__TO DO__
a: According to the Flamingosi text, when was the duo founded?
b: Copy the Flamingosi text word for word, everything from "Flamingosi () was" down to "a long illness.".

__SOURCE EXTRACT__
Flamingosi () was a popular Serbian-Montenegrin duo. Its members were the Serbian TV presenter Ognjen Amidžić (a.k.a. Renato) and actor Marinko Madžgalj (a.k.a. Valentino).  The group was founded in the summer of 2005. Their style was a mix of typical Serbian Folk, rock and jazz. They became a big hit that year, in turn gaining mass popularity. Together with the folk-jazz singer Louis they were the favourites to win the national pre-selection for the 2006 Eurovision Song Contest, Evropesma with their song Ludi letnji ples (Crazy Summer Dance), however due to the dispute they came second, eventually Serbia and Montenegro having to pull out of the Eurovision Song Contest in 2006.

The duo hosted a Serbian game show called Ciao Darwin (Ћао, Дaрвинe, Ćao, Darvine) on RTV Pink. Marinko Madžgalj died in 2016, after a long illness.

__STORED RECORDS__
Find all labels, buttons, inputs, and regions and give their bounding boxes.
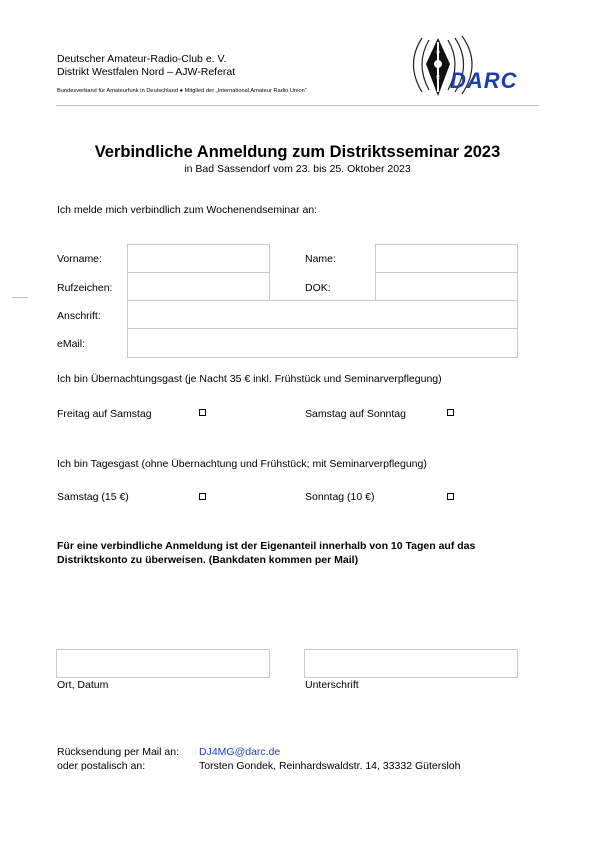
dayguest-option2-checkbox[interactable] <box>447 493 454 500</box>
post-label: oder postalisch an: <box>57 760 146 772</box>
signature-label: Unterschrift <box>305 679 359 691</box>
rufzeichen-label: Rufzeichen: <box>57 282 113 294</box>
place-date-label: Ort, Datum <box>57 679 109 691</box>
mail-link[interactable]: DJ4MG@darc.de <box>199 746 281 758</box>
svg-text:D: D <box>436 50 440 56</box>
dok-label: DOK: <box>305 282 331 294</box>
anschrift-field[interactable] <box>127 300 518 329</box>
postal-address: Torsten Gondek, Reinhardswaldstr. 14, 33332 Gütersloh <box>199 760 461 772</box>
anschrift-label: Anschrift: <box>57 310 101 322</box>
signature-field[interactable] <box>304 649 518 678</box>
name-label: Name: <box>305 253 336 265</box>
overnight-heading: Ich bin Übernachtungsgast (je Nacht 35 € inkl. Frühstück und Seminarverpflegung) <box>57 373 442 385</box>
page-subtitle: in Bad Sassendorf vom 23. bis 25. Oktober 2023 <box>184 163 411 175</box>
rufzeichen-field[interactable] <box>127 272 270 301</box>
dayguest-option1-label: Samstag (15 €) <box>57 491 129 503</box>
fold-mark <box>12 297 28 298</box>
district-name: Distrikt Westfalen Nord – AJW-Referat <box>57 66 236 78</box>
dayguest-heading: Ich bin Tagesgast (ohne Übernachtung und Frühstück; mit Seminarverpflegung) <box>57 458 427 470</box>
payment-notice-line1: Für eine verbindliche Anmeldung ist der Eigenanteil innerhalb von 10 Tagen auf das <box>57 540 476 552</box>
darc-logo-text: DARC <box>450 68 518 93</box>
vorname-label: Vorname: <box>57 253 102 265</box>
darc-logo <box>410 34 540 104</box>
vorname-field[interactable] <box>127 244 270 273</box>
payment-notice-line2: Distriktskonto zu überweisen. (Bankdaten kommen per Mail) <box>57 554 359 566</box>
federation-line: Bundesverband für Amateurfunk in Deutschland ● Mitglied der „International Amateur Radio Union“ <box>57 88 307 94</box>
overnight-option1-label: Freitag auf Samstag <box>57 408 152 420</box>
overnight-option2-checkbox[interactable] <box>447 409 454 416</box>
overnight-option2-label: Samstag auf Sonntag <box>305 408 406 420</box>
dayguest-option2-label: Sonntag (10 €) <box>305 491 375 503</box>
svg-text:R: R <box>436 75 440 81</box>
page-title: Verbindliche Anmeldung zum Distriktsseminar 2023 <box>94 143 501 161</box>
club-name: Deutscher Amateur-Radio-Club e. V. <box>57 53 227 65</box>
header-divider <box>56 105 539 106</box>
name-field[interactable] <box>375 244 518 273</box>
email-label: eMail: <box>57 338 86 350</box>
intro-text: Ich melde mich verbindlich zum Wochenendseminar an: <box>57 204 318 216</box>
overnight-option1-checkbox[interactable] <box>199 409 206 416</box>
dayguest-option1-checkbox[interactable] <box>199 493 206 500</box>
email-field[interactable] <box>127 328 518 358</box>
place-date-field[interactable] <box>56 649 270 678</box>
mail-label: Rücksendung per Mail an: <box>57 746 179 758</box>
dok-field[interactable] <box>375 272 518 301</box>
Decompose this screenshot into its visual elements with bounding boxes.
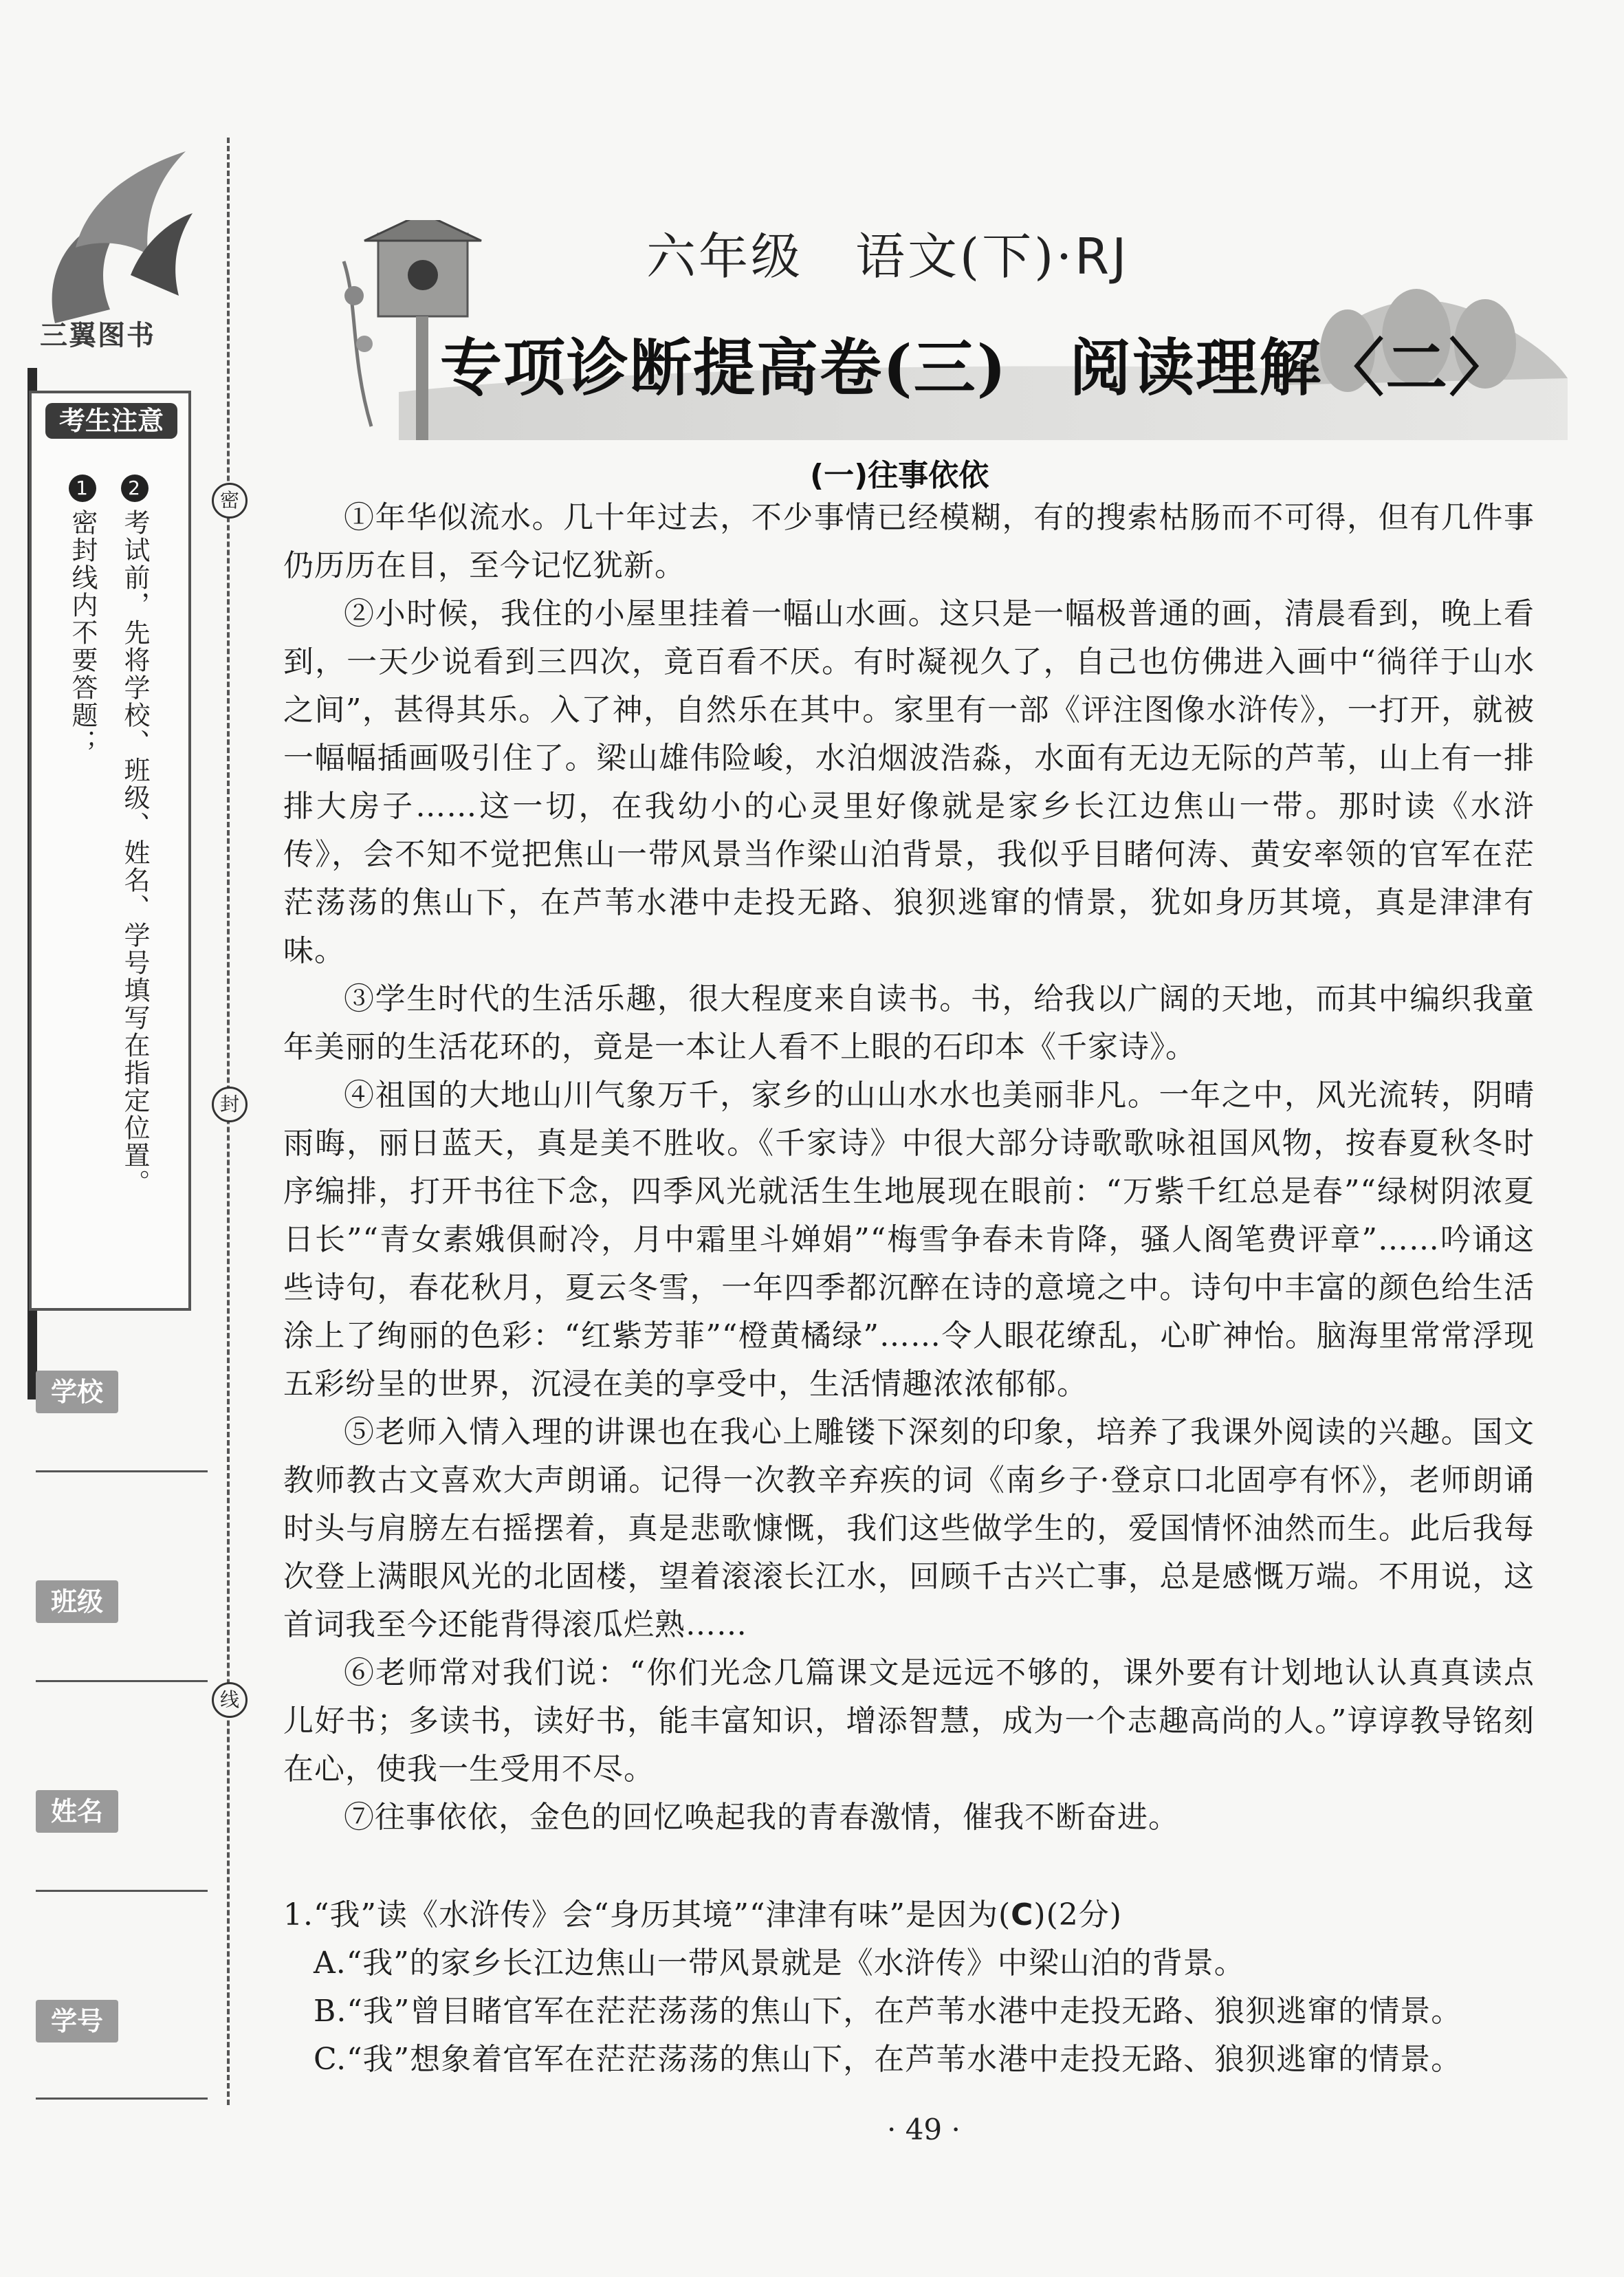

__WRITTEN RESPONSES__
a: In the summer of 2005.

b:
Flamingosi () was a popular Serbian-Montenegrin duo. Its members were the Serbian TV presenter Ognjen Amidžić (a.k.a. Renato) and actor Marinko Madžgalj (a.k.a. Valentino).  The group was founded in the summer of 2005. Their style was a mix of typical Serbian Folk, rock and jazz. They became a big hit that year, in turn gaining mass popularity. Together with the folk-jazz singer Louis they were the favourites to win the national pre-selection for the 2006 Eurovision Song Contest, Evropesma with their song Ludi letnji ples (Crazy Summer Dance), however due to the dispute they came second, eventually Serbia and Montenegro having to pull out of the Eurovision Song Contest in 2006.

The duo hosted a Serbian game show called Ciao Darwin (Ћао, Дaрвинe, Ćao, Darvine) on RTV Pink. Marinko Madžgalj died in 2016, after a long illness.